## AIM:
Repeat each line exactly, leaving nothing out.

## INPUT MATERIAL:

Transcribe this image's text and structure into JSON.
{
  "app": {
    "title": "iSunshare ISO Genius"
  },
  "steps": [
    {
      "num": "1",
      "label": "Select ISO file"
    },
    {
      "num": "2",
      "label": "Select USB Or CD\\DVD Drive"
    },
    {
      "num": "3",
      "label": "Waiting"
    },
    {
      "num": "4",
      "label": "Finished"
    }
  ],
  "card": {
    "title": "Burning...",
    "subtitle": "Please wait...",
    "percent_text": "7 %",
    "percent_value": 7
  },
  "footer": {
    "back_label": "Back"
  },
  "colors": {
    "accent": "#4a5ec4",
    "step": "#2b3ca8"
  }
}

## EXPECTED OUTPUT:
Transcribe this image's text and structure into JSON.
{
  "app": {
    "title": "iSunshare ISO Genius"
  },
  "steps": [
    {
      "num": "1",
      "label": "Select ISO file"
    },
    {
      "num": "2",
      "label": "Select USB Or CD\\DVD Drive"
    },
    {
      "num": "3",
      "label": "Waiting"
    },
    {
      "num": "4",
      "label": "Finished"
    }
  ],
  "card": {
    "title": "Burning...",
    "subtitle": "Please wait...",
    "percent_text": "7 %",
    "percent_value": 7
  },
  "footer": {
    "back_label": "Back"
  },
  "colors": {
    "accent": "#4a5ec4",
    "step": "#2b3ca8"
  }
}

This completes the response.